**Uit te voeren taken**
1 – Citeer letterlijk het deel van de beleidsregels over schuldhulpverlening tussen "Het college van burgermeester" en "wet bestuursrecht (Awb).", beide inbegrepen.
2 – Op welke datum heeft de gemeenteraad volgens de beleidsregels over schuldhulpverlening het beleidsplan schuldhulpverlening 2014-2017 vastgesteld?
3 – Zet de beleidsregels over schuldhulpverlening voort vanaf het punt waar de tekst ophoudt.

**Geselecteerd fragment**

───

Regeling vervallen per 01-07-2021

Beleidsregels Integrale schuldhulpverlening Steenwijkerland 2020

Geldend van 01-01-2020 t/m 30-06-2021

Intitulé

Beleidsregels Integrale schuldhulpverlening Steenwijkerland 2020

Het college van burgermeester en wethouders van gemeente Steenwijkerland;

gelet op het op 28 januari 2014 door de gemeenteraad van Steenwijkerland vastgestelde beleidsplan schuldhulpverlening 2014-2017;

gelet op de Wet gemeentelijke schuldhulpverlening;

besluit vast te stellen de volgende:

Beleidsregels Integrale schuldhulpverlening Steenwijkerland 2020.

Artikel 1 Begripsbepalingen

  • 1. Alle begrippen die in deze beleidsregels worden gebruikt en die niet nader worden omschreven hebben dezelfde betekenis als in de Wet gemeentelijke schuldhulpverlening (Wgs) en de Algemene wet bestuursrecht (Awb).

  • 2. In deze beleidsregels wordt verstaan onder:

    • a.

      beleidsplan: het beleidsplan schuldhulpverlening 2014-2017 van de gemeente Steenwijkerland;

    • b.

      GKB: de Gemeentelijke Kredietbank waarmee

      • i.

        de gemeente Steenwijkerland een raamovereenkomst heeft afgesloten over de uitvoering van de Schuldhulpverlening en,

      • ii.

        het college een uitvoeringsovereenkomst heeft afgesloten over Schuldhulpverlening;

    • c.

      inkomen: inkomen als bedoeld in paragraaf 3.4 Participatiewet, waarbij artikel 31, tweede lid, onder c, h, j, k, l, m, n, q, r en z Participatiewet en artikel 33, vijfde lid, Participatiewet niet van toepassing zijn;

    • d.

      bijstandsnorm: de bijstandsnorm als bedoeld in artikel 5 sub c Participatiewet;

    • f.

      het college: het college van burgemeester en wethouders van de gemeente Steenwijkerland;

    • g.

───

**Fragmenten uit records**
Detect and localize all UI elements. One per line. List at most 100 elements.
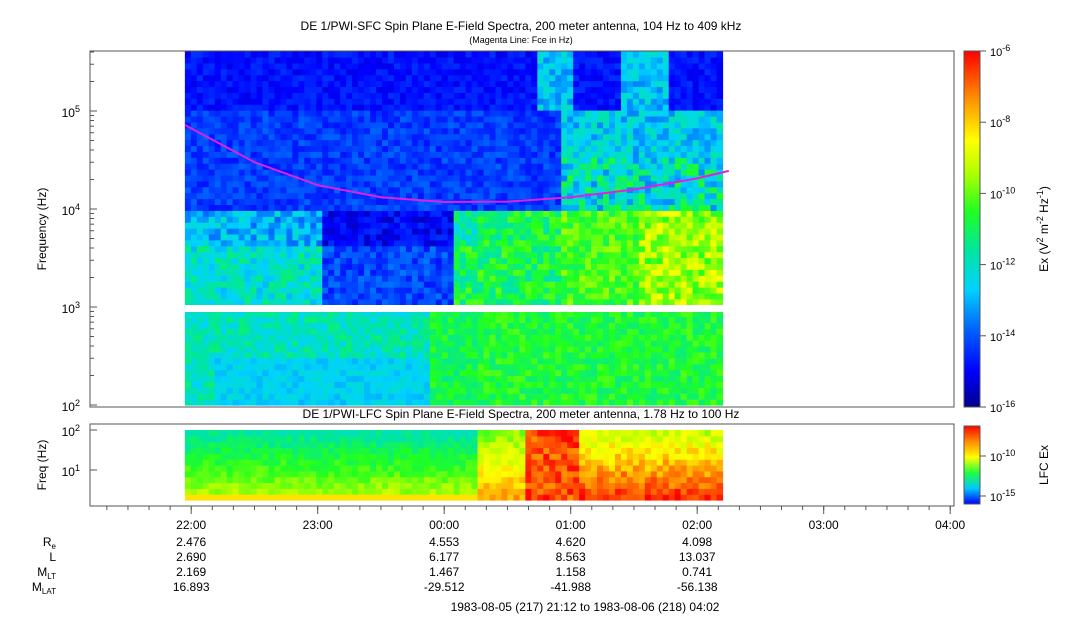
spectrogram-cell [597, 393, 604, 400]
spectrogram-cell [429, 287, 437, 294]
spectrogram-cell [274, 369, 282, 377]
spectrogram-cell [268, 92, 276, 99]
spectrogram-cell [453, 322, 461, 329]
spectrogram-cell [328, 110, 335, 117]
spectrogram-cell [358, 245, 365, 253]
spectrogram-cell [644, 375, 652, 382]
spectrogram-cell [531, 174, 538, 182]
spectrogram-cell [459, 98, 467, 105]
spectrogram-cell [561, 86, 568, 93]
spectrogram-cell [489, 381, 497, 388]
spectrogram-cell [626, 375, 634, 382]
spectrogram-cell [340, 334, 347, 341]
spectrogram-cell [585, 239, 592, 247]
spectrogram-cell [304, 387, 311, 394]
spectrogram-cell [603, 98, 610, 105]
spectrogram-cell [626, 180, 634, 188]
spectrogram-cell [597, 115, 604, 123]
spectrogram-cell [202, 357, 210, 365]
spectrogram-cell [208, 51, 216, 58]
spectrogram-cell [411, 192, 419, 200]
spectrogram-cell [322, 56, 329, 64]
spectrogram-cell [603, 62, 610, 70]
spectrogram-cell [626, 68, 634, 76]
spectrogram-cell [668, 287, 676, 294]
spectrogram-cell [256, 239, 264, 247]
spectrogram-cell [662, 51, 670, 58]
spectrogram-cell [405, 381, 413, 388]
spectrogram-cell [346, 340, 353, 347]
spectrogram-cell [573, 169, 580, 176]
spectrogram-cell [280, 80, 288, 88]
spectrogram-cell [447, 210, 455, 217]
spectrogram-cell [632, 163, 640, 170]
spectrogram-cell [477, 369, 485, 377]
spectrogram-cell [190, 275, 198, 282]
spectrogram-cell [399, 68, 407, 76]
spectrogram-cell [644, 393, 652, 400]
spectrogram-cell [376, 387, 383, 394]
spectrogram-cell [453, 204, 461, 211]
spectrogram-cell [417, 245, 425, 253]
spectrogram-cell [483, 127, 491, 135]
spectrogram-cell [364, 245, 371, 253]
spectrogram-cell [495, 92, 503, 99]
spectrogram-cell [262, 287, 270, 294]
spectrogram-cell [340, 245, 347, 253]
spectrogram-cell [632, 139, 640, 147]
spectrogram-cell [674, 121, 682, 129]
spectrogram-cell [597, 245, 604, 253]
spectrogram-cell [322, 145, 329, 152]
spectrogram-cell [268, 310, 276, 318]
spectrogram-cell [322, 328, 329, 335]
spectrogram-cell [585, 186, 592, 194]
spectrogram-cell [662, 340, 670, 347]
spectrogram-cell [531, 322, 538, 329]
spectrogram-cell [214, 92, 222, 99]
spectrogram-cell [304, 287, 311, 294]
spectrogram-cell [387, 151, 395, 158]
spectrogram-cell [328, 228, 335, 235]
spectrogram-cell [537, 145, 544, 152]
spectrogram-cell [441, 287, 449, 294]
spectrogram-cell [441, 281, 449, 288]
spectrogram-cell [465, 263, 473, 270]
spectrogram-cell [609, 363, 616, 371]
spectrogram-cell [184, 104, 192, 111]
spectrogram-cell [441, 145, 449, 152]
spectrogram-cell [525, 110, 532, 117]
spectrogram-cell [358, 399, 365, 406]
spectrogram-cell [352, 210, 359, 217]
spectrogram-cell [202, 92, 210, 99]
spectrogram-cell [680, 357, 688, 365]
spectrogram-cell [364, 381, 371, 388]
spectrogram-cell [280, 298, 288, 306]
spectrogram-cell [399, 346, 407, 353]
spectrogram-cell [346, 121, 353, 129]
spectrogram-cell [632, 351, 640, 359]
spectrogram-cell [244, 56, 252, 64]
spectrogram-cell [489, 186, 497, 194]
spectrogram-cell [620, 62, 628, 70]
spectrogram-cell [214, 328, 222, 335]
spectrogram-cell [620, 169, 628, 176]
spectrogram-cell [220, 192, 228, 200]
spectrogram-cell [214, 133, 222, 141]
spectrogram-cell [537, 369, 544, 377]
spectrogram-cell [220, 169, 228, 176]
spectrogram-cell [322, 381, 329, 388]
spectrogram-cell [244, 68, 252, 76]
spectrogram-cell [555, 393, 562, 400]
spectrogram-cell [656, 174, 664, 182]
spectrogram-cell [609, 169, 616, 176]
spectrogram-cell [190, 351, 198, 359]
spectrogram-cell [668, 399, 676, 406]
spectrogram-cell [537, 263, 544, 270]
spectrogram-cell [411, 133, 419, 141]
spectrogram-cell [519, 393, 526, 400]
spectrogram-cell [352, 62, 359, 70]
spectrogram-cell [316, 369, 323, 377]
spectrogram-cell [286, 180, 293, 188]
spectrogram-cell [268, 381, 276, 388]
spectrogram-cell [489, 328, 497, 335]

───

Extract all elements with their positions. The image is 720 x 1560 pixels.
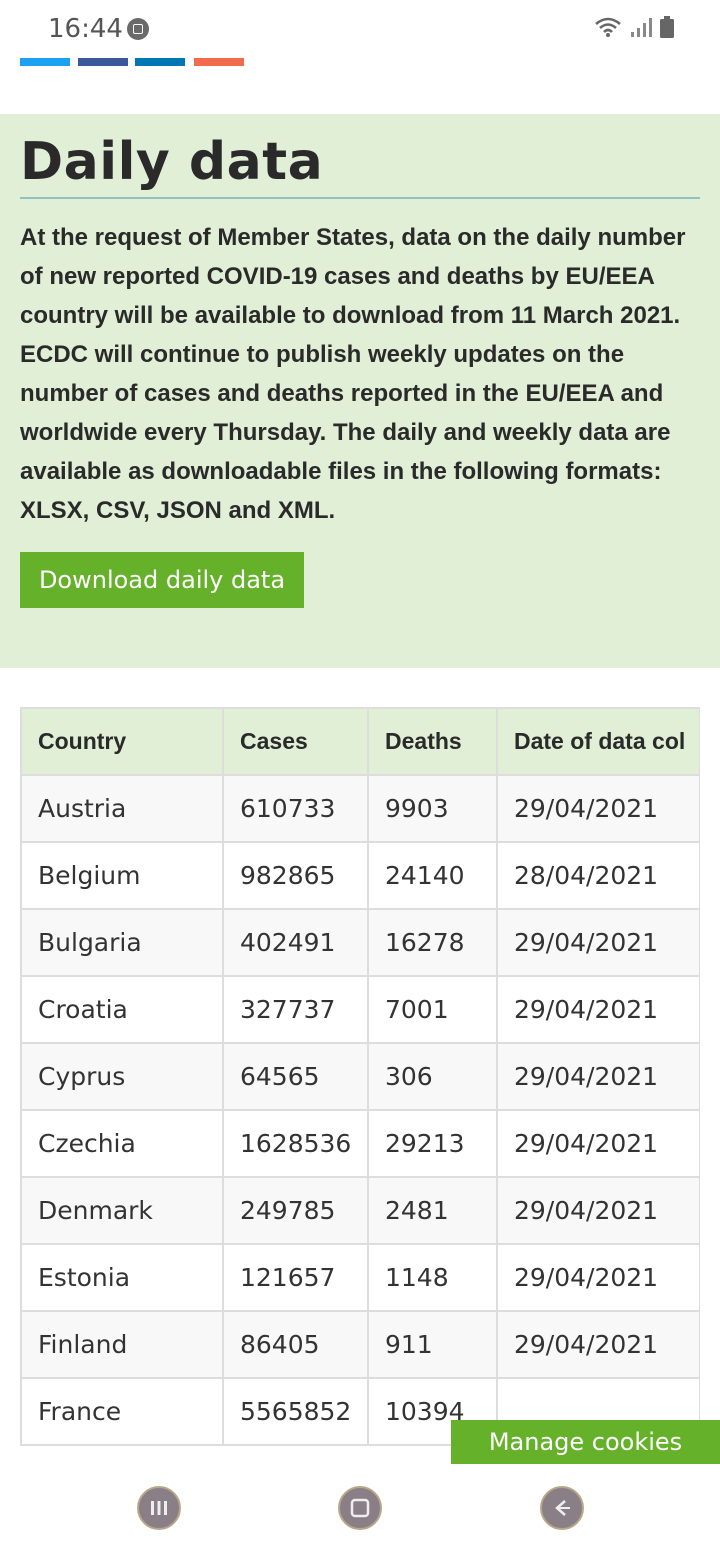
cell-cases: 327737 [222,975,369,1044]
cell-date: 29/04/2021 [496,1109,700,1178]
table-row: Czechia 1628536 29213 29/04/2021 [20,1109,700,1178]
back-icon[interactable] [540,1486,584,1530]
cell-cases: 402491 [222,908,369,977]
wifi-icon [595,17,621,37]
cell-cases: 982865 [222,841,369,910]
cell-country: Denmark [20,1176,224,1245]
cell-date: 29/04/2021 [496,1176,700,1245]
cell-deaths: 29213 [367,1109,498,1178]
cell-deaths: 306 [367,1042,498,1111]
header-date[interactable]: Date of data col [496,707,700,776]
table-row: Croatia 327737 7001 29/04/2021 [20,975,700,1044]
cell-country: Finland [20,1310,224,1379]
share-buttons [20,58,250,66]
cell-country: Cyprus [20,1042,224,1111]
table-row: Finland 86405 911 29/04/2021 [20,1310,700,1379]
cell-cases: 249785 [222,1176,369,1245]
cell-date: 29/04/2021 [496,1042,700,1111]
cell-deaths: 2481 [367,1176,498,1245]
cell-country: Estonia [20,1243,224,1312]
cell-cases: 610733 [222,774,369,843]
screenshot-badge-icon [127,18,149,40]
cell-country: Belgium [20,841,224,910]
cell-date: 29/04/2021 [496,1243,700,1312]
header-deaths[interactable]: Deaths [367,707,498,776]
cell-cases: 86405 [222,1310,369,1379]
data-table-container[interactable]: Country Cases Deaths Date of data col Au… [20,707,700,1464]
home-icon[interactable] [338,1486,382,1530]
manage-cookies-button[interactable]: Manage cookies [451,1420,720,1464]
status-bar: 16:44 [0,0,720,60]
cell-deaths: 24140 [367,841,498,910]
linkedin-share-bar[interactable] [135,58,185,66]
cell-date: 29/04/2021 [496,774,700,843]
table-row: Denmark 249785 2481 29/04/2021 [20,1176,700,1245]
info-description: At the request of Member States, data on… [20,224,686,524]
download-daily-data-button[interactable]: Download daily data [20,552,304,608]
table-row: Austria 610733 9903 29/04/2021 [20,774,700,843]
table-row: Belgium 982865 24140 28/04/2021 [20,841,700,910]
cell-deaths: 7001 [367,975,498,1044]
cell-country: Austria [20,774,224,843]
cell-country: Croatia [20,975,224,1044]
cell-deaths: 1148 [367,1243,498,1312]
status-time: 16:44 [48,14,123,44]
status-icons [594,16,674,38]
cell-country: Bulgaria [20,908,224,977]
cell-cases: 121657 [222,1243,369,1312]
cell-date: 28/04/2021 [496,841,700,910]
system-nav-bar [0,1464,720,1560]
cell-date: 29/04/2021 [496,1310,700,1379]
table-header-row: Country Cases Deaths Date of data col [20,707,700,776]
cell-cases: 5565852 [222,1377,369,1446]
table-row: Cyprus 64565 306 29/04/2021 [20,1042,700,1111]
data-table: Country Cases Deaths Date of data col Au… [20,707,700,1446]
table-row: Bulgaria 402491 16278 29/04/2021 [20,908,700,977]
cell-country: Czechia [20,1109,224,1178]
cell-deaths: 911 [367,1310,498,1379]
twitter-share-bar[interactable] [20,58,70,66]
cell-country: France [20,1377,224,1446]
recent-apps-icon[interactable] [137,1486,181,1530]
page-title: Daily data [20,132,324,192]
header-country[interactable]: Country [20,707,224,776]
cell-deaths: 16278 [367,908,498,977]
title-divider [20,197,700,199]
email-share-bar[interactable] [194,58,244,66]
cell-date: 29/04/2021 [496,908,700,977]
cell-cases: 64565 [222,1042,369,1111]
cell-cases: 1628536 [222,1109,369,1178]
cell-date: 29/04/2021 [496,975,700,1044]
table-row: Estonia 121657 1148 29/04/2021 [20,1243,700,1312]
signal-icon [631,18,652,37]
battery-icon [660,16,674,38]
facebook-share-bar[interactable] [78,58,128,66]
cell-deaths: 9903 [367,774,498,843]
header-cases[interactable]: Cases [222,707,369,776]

───

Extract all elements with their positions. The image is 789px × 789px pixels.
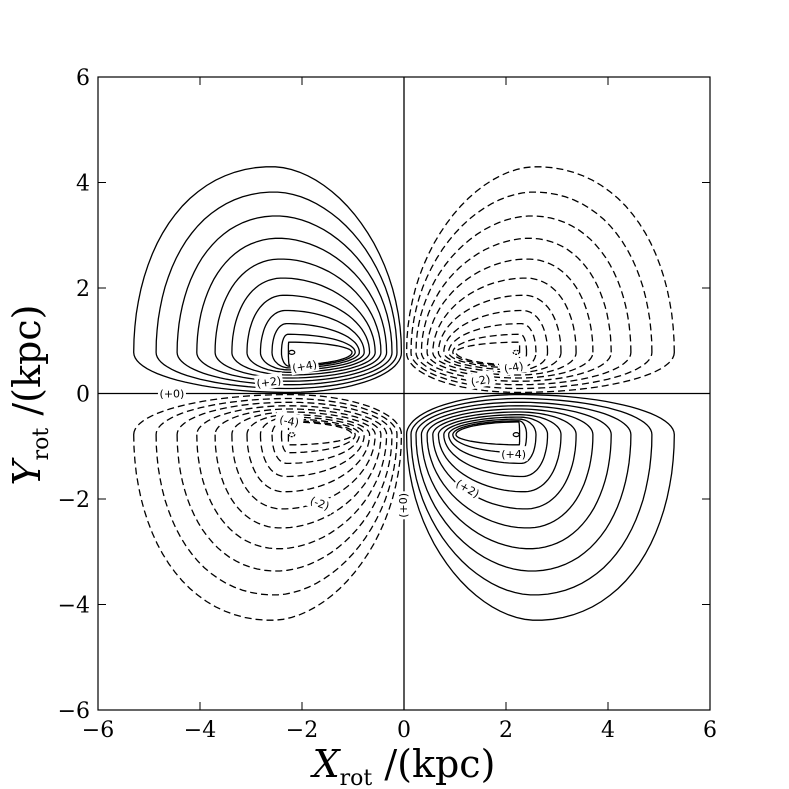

───

**Schriftelijke antwoorden**
1 –
Het college van burgermeester en wethouders van gemeente Steenwijkerland;

gelet op het op 28 januari 2014 door de gemeenteraad van Steenwijkerland vastgestelde beleidsplan schuldhulpverlening 2014-2017;

gelet op de Wet gemeentelijke schuldhulpverlening;

besluit vast te stellen de volgende:

Beleidsregels Integrale schuldhulpverlening Steenwijkerland 2020.

Artikel 1 Begripsbepalingen

  • 1. Alle begrippen die in deze beleidsregels worden gebruikt en die niet nader worden omschreven hebben dezelfde betekenis als in de Wet gemeentelijke schuldhulpverlening (Wgs) en de Algemene wet bestuursrecht (Awb).

2 – 28 januari 2014

3 –
      schuldhulpverlener: schuldhulpverlener die de hulpvraag in het kader van schuldhulpverlening vaststelt en die adviseert en besluit of en in welke mate verzoeker voor schuldhulpverlening in aanmerking komt;

    • h.

      schuldhulpverlening: het begeleiden of ondersteunen van een inwoner bij het vinden van een oplossing voor zijn (dreigende problematische) schuldsituatie, maar ook bij het vinden van een oplossing voor de eventuele oorzaken hiervan, alsmede het verlenen van nazorg;

    • i.

      problematische schuldsituatie: de situatie waarin van een natuurlijk persoon redelijkerwijs is te voorzien dat hij niet zal kunnen voortgaan met het betalen van de schulden van zijn huishouden of waarin hij heeft opgehouden te betalen;

    • j.

      ketenpartners: partners met wie het college afspraken heeft gemaakt in het kader van schuldhulpverlening;

    • k.

      gehuwd: gehuwd in de zin van artikel 3 Participatiewet;

    • l.

      ondernemer: zelfstandige als bedoeld in de Bbz 2004;

    • m.

      onverwijld: onder het begrip onverwijld in artikel 8 lid 1 wordt verstaan, uiterlijk binnen 30 dagen, gerekend vanaf het moment waarop het te melden feit of de omstandigheid zich heeft voorgedaan, dan wel kenbaar werd voor verzoeker;

    • n.

      onregelbare schuldenaar: een verzoeker die zich stelselmatig niet aan de afspraken houdt of kan houden en/of niet gemotiveerd is – indien mogelijk – meer inkomen te verwerven en ten gunste van crediteuren keuzen te maken in het bestedingspatroon;

    • o.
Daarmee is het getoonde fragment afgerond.